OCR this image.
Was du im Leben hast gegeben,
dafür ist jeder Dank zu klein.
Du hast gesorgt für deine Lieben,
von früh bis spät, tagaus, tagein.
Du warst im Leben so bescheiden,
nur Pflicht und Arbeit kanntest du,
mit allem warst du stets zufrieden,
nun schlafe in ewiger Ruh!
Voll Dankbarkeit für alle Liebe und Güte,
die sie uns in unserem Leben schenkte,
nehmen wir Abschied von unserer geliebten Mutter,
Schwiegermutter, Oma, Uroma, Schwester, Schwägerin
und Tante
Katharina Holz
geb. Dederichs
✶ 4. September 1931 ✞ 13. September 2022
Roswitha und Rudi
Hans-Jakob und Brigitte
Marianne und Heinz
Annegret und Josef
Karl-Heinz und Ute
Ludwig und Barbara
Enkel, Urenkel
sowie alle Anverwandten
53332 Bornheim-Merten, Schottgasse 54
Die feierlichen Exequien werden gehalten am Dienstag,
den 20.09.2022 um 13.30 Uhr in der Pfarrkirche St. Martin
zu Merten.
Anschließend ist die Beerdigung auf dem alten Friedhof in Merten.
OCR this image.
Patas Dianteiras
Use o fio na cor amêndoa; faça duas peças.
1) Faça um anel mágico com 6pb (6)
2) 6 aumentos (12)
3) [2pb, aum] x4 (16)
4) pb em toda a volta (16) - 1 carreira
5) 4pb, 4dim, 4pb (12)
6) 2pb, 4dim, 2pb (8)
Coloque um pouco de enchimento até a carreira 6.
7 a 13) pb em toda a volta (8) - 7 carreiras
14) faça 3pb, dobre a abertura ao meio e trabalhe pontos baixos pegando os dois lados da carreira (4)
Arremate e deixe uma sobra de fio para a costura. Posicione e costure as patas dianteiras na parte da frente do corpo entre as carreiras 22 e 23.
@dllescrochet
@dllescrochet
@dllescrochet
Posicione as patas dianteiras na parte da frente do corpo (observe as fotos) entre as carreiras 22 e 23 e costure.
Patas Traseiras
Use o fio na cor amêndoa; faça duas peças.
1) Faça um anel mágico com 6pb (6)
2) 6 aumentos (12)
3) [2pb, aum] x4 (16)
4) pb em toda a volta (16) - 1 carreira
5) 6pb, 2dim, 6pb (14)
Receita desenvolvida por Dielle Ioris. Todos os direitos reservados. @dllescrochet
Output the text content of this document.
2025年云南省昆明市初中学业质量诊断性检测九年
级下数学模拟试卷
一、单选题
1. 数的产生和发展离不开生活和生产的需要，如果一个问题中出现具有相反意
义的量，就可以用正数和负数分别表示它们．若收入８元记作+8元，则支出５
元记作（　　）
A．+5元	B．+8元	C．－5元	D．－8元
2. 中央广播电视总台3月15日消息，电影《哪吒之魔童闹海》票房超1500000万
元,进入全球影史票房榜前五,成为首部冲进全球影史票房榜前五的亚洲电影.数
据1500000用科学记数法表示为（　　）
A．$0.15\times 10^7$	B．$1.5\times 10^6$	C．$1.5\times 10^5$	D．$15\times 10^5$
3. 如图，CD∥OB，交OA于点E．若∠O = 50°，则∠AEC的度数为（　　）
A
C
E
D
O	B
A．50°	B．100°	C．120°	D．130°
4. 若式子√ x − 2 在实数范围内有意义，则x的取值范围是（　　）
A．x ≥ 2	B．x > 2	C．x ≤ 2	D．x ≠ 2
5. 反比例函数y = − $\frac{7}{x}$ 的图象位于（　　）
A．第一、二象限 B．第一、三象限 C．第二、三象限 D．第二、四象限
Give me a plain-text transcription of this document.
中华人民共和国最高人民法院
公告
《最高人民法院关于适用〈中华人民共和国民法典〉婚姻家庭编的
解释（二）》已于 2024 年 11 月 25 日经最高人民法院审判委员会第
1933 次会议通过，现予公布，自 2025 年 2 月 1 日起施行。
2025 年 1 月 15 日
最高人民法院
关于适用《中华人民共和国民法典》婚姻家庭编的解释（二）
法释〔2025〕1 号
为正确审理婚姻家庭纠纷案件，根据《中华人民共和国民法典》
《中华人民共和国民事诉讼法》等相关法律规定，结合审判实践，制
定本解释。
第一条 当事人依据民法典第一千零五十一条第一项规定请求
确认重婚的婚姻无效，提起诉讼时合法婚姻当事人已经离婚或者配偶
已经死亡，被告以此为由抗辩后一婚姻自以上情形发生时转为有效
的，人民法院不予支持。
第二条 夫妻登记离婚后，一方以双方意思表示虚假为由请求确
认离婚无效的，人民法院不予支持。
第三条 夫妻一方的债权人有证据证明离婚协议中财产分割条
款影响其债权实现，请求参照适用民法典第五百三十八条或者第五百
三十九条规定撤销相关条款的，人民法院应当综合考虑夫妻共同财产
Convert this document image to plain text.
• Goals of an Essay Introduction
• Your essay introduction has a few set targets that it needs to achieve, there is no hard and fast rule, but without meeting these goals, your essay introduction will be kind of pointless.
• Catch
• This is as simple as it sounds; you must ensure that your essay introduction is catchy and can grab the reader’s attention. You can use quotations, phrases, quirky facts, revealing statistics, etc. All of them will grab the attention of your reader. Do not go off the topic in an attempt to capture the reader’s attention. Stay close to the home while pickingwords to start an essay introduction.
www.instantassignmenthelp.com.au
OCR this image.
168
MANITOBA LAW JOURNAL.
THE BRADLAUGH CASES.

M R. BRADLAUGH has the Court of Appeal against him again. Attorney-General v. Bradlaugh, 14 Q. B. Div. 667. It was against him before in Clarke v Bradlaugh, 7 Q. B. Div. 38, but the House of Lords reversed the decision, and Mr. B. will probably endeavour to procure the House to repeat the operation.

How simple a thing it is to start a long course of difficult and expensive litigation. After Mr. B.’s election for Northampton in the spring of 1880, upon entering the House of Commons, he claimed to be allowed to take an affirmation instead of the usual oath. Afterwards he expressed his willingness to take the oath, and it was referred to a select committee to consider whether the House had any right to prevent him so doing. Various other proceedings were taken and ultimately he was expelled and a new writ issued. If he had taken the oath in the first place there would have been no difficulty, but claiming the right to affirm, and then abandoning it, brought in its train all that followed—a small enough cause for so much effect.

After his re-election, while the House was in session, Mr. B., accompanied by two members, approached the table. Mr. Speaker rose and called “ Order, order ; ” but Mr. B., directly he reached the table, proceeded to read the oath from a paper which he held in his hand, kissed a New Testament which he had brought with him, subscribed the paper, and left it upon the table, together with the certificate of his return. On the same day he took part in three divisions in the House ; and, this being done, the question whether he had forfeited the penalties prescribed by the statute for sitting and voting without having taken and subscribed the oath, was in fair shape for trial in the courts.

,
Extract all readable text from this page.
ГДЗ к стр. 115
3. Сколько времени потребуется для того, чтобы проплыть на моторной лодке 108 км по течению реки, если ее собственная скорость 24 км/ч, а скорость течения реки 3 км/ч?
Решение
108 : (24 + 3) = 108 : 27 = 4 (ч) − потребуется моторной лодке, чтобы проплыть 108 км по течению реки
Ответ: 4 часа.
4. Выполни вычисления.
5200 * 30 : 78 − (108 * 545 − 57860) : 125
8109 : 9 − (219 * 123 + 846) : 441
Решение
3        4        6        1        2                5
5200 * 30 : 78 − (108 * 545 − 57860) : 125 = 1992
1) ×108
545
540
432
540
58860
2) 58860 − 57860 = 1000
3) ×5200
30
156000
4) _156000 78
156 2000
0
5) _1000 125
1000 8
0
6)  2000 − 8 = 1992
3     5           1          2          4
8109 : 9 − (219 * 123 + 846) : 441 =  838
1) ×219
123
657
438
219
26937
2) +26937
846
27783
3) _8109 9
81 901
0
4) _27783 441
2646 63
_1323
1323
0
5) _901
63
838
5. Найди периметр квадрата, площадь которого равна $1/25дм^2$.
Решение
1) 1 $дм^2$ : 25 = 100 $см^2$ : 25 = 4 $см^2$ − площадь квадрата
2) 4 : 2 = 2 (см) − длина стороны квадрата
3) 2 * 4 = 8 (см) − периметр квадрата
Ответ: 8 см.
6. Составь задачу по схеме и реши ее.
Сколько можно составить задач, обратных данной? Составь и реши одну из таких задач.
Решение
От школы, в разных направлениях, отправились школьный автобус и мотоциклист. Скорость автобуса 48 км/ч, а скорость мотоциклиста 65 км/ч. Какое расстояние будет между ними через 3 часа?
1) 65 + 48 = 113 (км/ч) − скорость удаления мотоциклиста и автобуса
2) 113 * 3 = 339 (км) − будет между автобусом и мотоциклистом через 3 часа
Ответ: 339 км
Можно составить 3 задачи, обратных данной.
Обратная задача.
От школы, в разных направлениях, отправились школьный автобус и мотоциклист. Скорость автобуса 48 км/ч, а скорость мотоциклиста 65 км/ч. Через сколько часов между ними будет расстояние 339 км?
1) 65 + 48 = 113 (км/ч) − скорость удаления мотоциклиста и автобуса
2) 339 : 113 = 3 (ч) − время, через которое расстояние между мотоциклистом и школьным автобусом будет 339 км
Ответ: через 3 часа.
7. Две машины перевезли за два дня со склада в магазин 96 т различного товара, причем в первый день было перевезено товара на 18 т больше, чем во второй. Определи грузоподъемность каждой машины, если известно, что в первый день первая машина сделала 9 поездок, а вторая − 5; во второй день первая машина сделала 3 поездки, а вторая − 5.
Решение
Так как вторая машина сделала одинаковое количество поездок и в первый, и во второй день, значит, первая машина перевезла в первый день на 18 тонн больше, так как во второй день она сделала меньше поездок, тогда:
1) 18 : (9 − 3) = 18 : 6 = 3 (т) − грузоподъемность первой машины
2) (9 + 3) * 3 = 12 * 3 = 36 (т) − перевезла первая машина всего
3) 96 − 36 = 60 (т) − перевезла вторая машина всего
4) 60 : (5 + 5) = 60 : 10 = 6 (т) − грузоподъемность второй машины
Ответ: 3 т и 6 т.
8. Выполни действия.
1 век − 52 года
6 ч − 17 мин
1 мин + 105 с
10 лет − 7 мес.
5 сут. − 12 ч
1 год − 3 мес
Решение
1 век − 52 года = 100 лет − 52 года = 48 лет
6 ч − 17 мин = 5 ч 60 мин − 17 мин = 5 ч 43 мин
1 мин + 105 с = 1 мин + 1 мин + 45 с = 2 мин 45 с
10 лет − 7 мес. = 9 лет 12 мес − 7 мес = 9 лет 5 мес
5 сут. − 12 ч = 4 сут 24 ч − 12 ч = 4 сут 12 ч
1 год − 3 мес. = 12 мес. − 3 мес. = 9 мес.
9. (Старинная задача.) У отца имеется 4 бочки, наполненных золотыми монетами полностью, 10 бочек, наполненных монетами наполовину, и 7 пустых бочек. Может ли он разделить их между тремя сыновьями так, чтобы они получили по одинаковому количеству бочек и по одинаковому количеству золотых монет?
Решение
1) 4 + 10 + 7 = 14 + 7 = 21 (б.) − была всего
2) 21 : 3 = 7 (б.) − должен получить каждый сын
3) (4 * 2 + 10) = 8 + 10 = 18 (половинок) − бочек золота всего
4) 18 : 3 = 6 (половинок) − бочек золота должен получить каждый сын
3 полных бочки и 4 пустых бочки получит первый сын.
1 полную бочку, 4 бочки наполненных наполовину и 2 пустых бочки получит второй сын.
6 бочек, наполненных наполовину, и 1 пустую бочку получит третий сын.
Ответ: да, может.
------
◆ **Task to complete**:
Find every line that has "площадь" in it, then return those lines.

◆ **Reply**:
5. Найди периметр квадрата, площадь которого равна $1/25дм^2$.
1) 1 $дм^2$ : 25 = 100 $см^2$ : 25 = 4 $см^2$ − площадь квадрата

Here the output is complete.